▸ **Written problem**: Restate the whole listing exactly.

▸ **Supplied records**:
.....

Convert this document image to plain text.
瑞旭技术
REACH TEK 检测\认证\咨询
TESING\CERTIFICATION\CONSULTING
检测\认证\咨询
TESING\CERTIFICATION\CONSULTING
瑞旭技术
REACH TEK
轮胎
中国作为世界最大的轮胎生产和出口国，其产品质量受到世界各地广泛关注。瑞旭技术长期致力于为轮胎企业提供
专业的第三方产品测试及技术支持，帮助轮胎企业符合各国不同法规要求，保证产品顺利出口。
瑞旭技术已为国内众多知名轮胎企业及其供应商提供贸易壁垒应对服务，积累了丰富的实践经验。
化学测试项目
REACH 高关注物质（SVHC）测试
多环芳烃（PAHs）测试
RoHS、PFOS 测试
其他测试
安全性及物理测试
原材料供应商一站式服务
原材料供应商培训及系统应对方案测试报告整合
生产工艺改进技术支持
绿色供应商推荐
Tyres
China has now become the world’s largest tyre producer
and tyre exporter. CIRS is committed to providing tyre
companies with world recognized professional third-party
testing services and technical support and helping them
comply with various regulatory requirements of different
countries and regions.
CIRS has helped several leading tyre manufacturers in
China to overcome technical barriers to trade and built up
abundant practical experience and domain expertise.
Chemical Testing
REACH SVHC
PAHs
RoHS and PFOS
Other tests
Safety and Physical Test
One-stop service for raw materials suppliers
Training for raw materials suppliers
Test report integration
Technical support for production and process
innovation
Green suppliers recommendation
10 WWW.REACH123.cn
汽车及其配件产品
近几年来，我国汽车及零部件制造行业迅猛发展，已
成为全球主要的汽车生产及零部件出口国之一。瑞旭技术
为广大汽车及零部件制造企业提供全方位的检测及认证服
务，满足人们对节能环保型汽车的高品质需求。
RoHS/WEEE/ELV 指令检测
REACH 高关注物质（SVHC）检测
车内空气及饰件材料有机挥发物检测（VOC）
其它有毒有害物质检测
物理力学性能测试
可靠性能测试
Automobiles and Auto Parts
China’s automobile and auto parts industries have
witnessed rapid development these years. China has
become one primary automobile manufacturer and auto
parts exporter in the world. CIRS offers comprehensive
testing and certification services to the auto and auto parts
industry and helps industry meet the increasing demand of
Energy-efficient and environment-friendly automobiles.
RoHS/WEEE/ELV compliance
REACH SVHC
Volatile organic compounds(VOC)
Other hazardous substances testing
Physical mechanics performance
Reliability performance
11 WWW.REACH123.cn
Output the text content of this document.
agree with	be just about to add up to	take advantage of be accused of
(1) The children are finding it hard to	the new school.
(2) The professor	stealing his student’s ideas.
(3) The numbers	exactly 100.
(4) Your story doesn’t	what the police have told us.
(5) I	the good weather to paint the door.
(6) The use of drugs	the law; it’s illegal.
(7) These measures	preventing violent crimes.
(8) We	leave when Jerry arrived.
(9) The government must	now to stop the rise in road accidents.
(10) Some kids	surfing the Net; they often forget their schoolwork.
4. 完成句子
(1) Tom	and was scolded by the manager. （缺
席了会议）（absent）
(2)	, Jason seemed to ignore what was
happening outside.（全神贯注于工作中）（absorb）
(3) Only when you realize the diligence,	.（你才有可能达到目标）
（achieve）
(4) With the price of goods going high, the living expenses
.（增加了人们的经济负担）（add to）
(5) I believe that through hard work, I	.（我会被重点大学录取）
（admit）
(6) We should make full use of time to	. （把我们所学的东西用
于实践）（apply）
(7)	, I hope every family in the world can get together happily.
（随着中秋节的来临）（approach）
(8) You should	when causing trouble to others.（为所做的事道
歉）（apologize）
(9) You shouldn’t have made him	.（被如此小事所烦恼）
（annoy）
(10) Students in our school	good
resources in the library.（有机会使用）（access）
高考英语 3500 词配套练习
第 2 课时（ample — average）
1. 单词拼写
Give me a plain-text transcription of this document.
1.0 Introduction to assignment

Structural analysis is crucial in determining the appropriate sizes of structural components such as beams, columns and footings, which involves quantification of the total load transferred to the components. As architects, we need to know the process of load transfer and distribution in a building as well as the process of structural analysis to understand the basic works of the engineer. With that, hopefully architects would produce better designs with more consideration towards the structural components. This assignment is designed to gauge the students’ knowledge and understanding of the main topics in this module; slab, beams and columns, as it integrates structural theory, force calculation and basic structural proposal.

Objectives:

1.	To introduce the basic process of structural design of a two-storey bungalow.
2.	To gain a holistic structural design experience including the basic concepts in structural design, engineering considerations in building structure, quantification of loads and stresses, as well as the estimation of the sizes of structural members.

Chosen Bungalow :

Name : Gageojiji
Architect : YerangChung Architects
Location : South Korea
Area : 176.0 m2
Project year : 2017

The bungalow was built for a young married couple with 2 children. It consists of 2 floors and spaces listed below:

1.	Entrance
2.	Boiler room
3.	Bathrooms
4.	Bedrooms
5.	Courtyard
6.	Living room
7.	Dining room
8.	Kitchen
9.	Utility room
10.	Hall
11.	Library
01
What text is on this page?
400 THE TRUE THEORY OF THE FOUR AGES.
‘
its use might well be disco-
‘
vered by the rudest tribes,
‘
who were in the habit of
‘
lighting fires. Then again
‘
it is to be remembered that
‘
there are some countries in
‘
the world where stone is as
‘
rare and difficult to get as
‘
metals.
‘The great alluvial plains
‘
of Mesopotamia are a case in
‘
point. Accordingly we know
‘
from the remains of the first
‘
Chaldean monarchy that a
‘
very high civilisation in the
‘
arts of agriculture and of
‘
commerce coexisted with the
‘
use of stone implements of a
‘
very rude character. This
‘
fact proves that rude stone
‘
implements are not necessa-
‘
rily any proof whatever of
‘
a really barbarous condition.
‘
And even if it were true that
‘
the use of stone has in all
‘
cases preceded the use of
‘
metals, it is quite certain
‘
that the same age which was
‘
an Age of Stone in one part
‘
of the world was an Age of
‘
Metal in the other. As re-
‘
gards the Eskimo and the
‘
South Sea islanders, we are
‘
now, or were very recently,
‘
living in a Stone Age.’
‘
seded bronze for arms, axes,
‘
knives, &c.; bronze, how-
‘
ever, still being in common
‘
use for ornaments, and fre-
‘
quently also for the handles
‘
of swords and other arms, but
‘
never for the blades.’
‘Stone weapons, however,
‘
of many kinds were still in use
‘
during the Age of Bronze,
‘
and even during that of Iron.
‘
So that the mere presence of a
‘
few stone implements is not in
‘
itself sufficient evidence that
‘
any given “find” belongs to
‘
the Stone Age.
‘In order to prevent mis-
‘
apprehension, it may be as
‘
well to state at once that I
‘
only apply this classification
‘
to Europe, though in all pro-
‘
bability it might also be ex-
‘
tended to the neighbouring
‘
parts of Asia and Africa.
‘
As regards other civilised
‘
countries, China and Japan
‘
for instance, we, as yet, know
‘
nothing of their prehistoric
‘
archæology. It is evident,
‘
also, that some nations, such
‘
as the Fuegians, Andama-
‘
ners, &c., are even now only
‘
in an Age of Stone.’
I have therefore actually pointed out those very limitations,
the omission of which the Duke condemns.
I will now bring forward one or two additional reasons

.....

▸ **Task output**:
Convert this document image to plain text.
瑞旭技术
REACH TEK 检测\认证\咨询
TESING\CERTIFICATION\CONSULTING
检测\认证\咨询
TESING\CERTIFICATION\CONSULTING
瑞旭技术
REACH TEK
轮胎
中国作为世界最大的轮胎生产和出口国，其产品质量受到世界各地广泛关注。瑞旭技术长期致力于为轮胎企业提供
专业的第三方产品测试及技术支持，帮助轮胎企业符合各国不同法规要求，保证产品顺利出口。
瑞旭技术已为国内众多知名轮胎企业及其供应商提供贸易壁垒应对服务，积累了丰富的实践经验。
化学测试项目
REACH 高关注物质（SVHC）测试
多环芳烃（PAHs）测试
RoHS、PFOS 测试
其他测试
安全性及物理测试
原材料供应商一站式服务
原材料供应商培训及系统应对方案测试报告整合
生产工艺改进技术支持
绿色供应商推荐
Tyres
China has now become the world’s largest tyre producer
and tyre exporter. CIRS is committed to providing tyre
companies with world recognized professional third-party
testing services and technical support and helping them
comply with various regulatory requirements of different
countries and regions.
CIRS has helped several leading tyre manufacturers in
China to overcome technical barriers to trade and built up
abundant practical experience and domain expertise.
Chemical Testing
REACH SVHC
PAHs
RoHS and PFOS
Other tests
Safety and Physical Test
One-stop service for raw materials suppliers
Training for raw materials suppliers
Test report integration
Technical support for production and process
innovation
Green suppliers recommendation
10 WWW.REACH123.cn
汽车及其配件产品
近几年来，我国汽车及零部件制造行业迅猛发展，已
成为全球主要的汽车生产及零部件出口国之一。瑞旭技术
为广大汽车及零部件制造企业提供全方位的检测及认证服
务，满足人们对节能环保型汽车的高品质需求。
RoHS/WEEE/ELV 指令检测
REACH 高关注物质（SVHC）检测
车内空气及饰件材料有机挥发物检测（VOC）
其它有毒有害物质检测
物理力学性能测试
可靠性能测试
Automobiles and Auto Parts
China’s automobile and auto parts industries have
witnessed rapid development these years. China has
become one primary automobile manufacturer and auto
parts exporter in the world. CIRS offers comprehensive
testing and certification services to the auto and auto parts
industry and helps industry meet the increasing demand of
Energy-efficient and environment-friendly automobiles.
RoHS/WEEE/ELV compliance
REACH SVHC
Volatile organic compounds(VOC)
Other hazardous substances testing
Physical mechanics performance
Reliability performance
11 WWW.REACH123.cn
Output the text content of this document.
agree with	be just about to add up to	take advantage of be accused of
(1) The children are finding it hard to	the new school.
(2) The professor	stealing his student’s ideas.
(3) The numbers	exactly 100.
(4) Your story doesn’t	what the police have told us.
(5) I	the good weather to paint the door.
(6) The use of drugs	the law; it’s illegal.
(7) These measures	preventing violent crimes.
(8) We	leave when Jerry arrived.
(9) The government must	now to stop the rise in road accidents.
(10) Some kids	surfing the Net; they often forget their schoolwork.
4. 完成句子
(1) Tom	and was scolded by the manager. （缺
席了会议）（absent）
(2)	, Jason seemed to ignore what was
happening outside.（全神贯注于工作中）（absorb）
(3) Only when you realize the diligence,	.（你才有可能达到目标）
（achieve）
(4) With the price of goods going high, the living expenses
.（增加了人们的经济负担）（add to）
(5) I believe that through hard work, I	.（我会被重点大学录取）
（admit）
(6) We should make full use of time to	. （把我们所学的东西用
于实践）（apply）
(7)	, I hope every family in the world can get together happily.
（随着中秋节的来临）（approach）
(8) You should	when causing trouble to others.（为所做的事道
歉）（apologize）
(9) You shouldn’t have made him	.（被如此小事所烦恼）
（annoy）
(10) Students in our school	good
resources in the library.（有机会使用）（access）
高考英语 3500 词配套练习
第 2 课时（ample — average）
1. 单词拼写
Give me a plain-text transcription of this document.
1.0 Introduction to assignment

Structural analysis is crucial in determining the appropriate sizes of structural components such as beams, columns and footings, which involves quantification of the total load transferred to the components. As architects, we need to know the process of load transfer and distribution in a building as well as the process of structural analysis to understand the basic works of the engineer. With that, hopefully architects would produce better designs with more consideration towards the structural components. This assignment is designed to gauge the students’ knowledge and understanding of the main topics in this module; slab, beams and columns, as it integrates structural theory, force calculation and basic structural proposal.

Objectives:

1.	To introduce the basic process of structural design of a two-storey bungalow.
2.	To gain a holistic structural design experience including the basic concepts in structural design, engineering considerations in building structure, quantification of loads and stresses, as well as the estimation of the sizes of structural members.

Chosen Bungalow :

Name : Gageojiji
Architect : YerangChung Architects
Location : South Korea
Area : 176.0 m2
Project year : 2017

The bungalow was built for a young married couple with 2 children. It consists of 2 floors and spaces listed below:

1.	Entrance
2.	Boiler room
3.	Bathrooms
4.	Bedrooms
5.	Courtyard
6.	Living room
7.	Dining room
8.	Kitchen
9.	Utility room
10.	Hall
11.	Library
01
What text is on this page?
400 THE TRUE THEORY OF THE FOUR AGES.
‘
its use might well be disco-
‘
vered by the rudest tribes,
‘
who were in the habit of
‘
lighting fires. Then again
‘
it is to be remembered that
‘
there are some countries in
‘
the world where stone is as
‘
rare and difficult to get as
‘
metals.
‘The great alluvial plains
‘
of Mesopotamia are a case in
‘
point. Accordingly we know
‘
from the remains of the first
‘
Chaldean monarchy that a
‘
very high civilisation in the
‘
arts of agriculture and of
‘
commerce coexisted with the
‘
use of stone implements of a
‘
very rude character. This
‘
fact proves that rude stone
‘
implements are not necessa-
‘
rily any proof whatever of
‘
a really barbarous condition.
‘
And even if it were true that
‘
the use of stone has in all
‘
cases preceded the use of
‘
metals, it is quite certain
‘
that the same age which was
‘
an Age of Stone in one part
‘
of the world was an Age of
‘
Metal in the other. As re-
‘
gards the Eskimo and the
‘
South Sea islanders, we are
‘
now, or were very recently,
‘
living in a Stone Age.’
‘
seded bronze for arms, axes,
‘
knives, &c.; bronze, how-
‘
ever, still being in common
‘
use for ornaments, and fre-
‘
quently also for the handles
‘
of swords and other arms, but
‘
never for the blades.’
‘Stone weapons, however,
‘
of many kinds were still in use
‘
during the Age of Bronze,
‘
and even during that of Iron.
‘
So that the mere presence of a
‘
few stone implements is not in
‘
itself sufficient evidence that
‘
any given “find” belongs to
‘
the Stone Age.
‘In order to prevent mis-
‘
apprehension, it may be as
‘
well to state at once that I
‘
only apply this classification
‘
to Europe, though in all pro-
‘
bability it might also be ex-
‘
tended to the neighbouring
‘
parts of Asia and Africa.
‘
As regards other civilised
‘
countries, China and Japan
‘
for instance, we, as yet, know
‘
nothing of their prehistoric
‘
archæology. It is evident,
‘
also, that some nations, such
‘
as the Fuegians, Andama-
‘
ners, &c., are even now only
‘
in an Age of Stone.’
I have therefore actually pointed out those very limitations,
the omission of which the Duke condemns.
I will now bring forward one or two additional reasons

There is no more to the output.